*GOAL*
Below are records to transcribe exactly, without their pictures.

*DATASET ENTRIES*
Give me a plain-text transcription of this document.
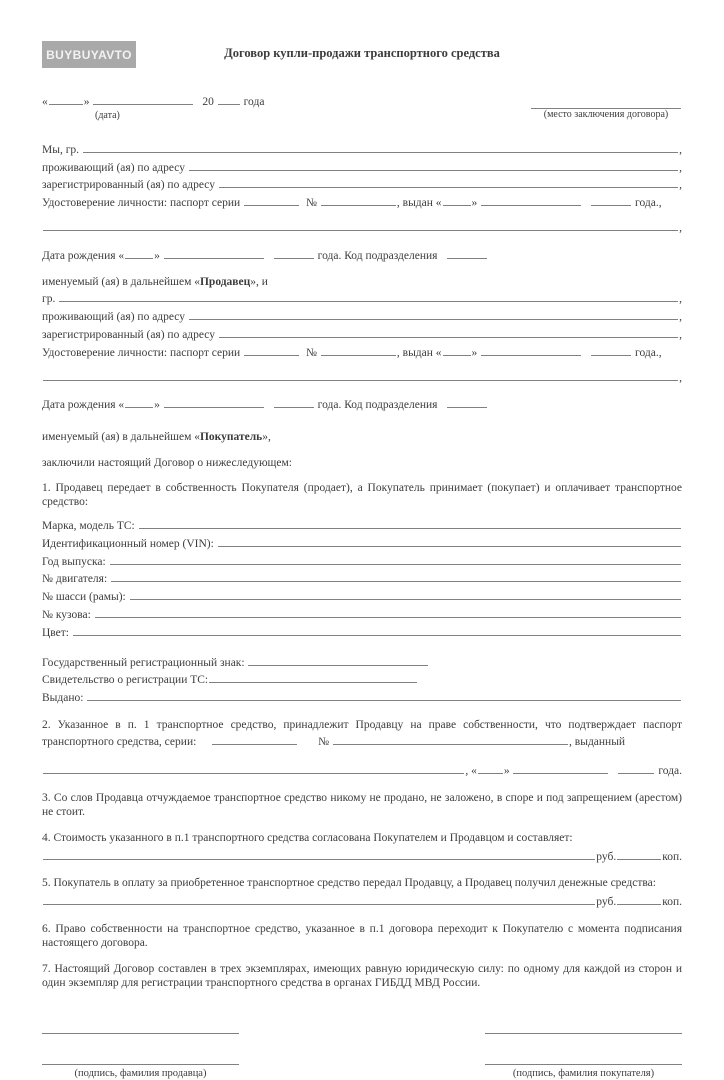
BUYBUYAVTO	Договор купли-продажи транспортного средства
«	»	20 года
(дата)	(место заключения договора)
Мы, гр.	,
проживающий (ая) по адресу	,
зарегистрированный (ая) по адресу	,
Удостоверение личности: паспорт серии	№	, выдан «	»	года.,
,
Дата рождения «	»	года. Код подразделения
именуемый (ая) в дальнейшем « Продавец », и
гр.	,
проживающий (ая) по адресу	,
зарегистрированный (ая) по адресу	,
Удостоверение личности: паспорт серии	№	, выдан «	»	года.,
,
Дата рождения «	»	года. Код подразделения
именуемый (ая) в дальнейшем « Покупатель »,

заключили настоящий Договор о нижеследующем:

1. Продавец передает в собственность Покупателя (продает), а Покупатель принимает (покупает) и оплачивает транспортное средство:

Марка, модель ТС:
Идентификационный номер (VIN):
Год выпуска:
№ двигателя:
№ шасси (рамы):
№ кузова:
Цвет:
Государственный регистрационный знак:
Свидетельство о регистрации ТС:
Выдано:

2. Указанное в п. 1 транспортное средство, принадлежит Продавцу на праве собственности, что подтверждает паспорт

транспортного средства, серии:	№	, выданный
, « »	года.

3. Со слов Продавца отчуждаемое транспортное средство никому не продано, не заложено, в споре и под запрещением (арестом) не стоит.

4. Стоимость указанного в п.1 транспортного средства согласована Покупателем и Продавцом и составляет:

руб.	коп.

5. Покупатель в оплату за приобретенное транспортное средство передал Продавцу, а Продавец получил денежные средства:

руб.	коп.

6. Право собственности на транспортное средство, указанное в п.1 договора переходит к Покупателю с момента подписания настоящего договора.

7. Настоящий Договор составлен в трех экземплярах, имеющих равную юридическую силу: по одному для каждой из сторон и один экземпляр для регистрации транспортного средства в органах ГИБДД МВД России.

(подпись, фамилия продавца)	(подпись, фамилия покупателя)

*SOLUTION FOR THIS PROBLEM*
Give me a plain-text transcription of this document.
BUYBUYAVTO	Договор купли-продажи транспортного средства
«	»	20 года
(дата)	(место заключения договора)
Мы, гр.	,
проживающий (ая) по адресу	,
зарегистрированный (ая) по адресу	,
Удостоверение личности: паспорт серии	№	, выдан «	»	года.,
,
Дата рождения «	»	года. Код подразделения
именуемый (ая) в дальнейшем « Продавец », и
гр.	,
проживающий (ая) по адресу	,
зарегистрированный (ая) по адресу	,
Удостоверение личности: паспорт серии	№	, выдан «	»	года.,
,
Дата рождения «	»	года. Код подразделения
именуемый (ая) в дальнейшем « Покупатель »,

заключили настоящий Договор о нижеследующем:

1. Продавец передает в собственность Покупателя (продает), а Покупатель принимает (покупает) и оплачивает транспортное средство:

Марка, модель ТС:
Идентификационный номер (VIN):
Год выпуска:
№ двигателя:
№ шасси (рамы):
№ кузова:
Цвет:
Государственный регистрационный знак:
Свидетельство о регистрации ТС:
Выдано:

2. Указанное в п. 1 транспортное средство, принадлежит Продавцу на праве собственности, что подтверждает паспорт

транспортного средства, серии:	№	, выданный
, « »	года.

3. Со слов Продавца отчуждаемое транспортное средство никому не продано, не заложено, в споре и под запрещением (арестом) не стоит.

4. Стоимость указанного в п.1 транспортного средства согласована Покупателем и Продавцом и составляет:

руб.	коп.

5. Покупатель в оплату за приобретенное транспортное средство передал Продавцу, а Продавец получил денежные средства:

руб.	коп.

6. Право собственности на транспортное средство, указанное в п.1 договора переходит к Покупателю с момента подписания настоящего договора.

7. Настоящий Договор составлен в трех экземплярах, имеющих равную юридическую силу: по одному для каждой из сторон и один экземпляр для регистрации транспортного средства в органах ГИБДД МВД России.

(подпись, фамилия продавца)	(подпись, фамилия покупателя)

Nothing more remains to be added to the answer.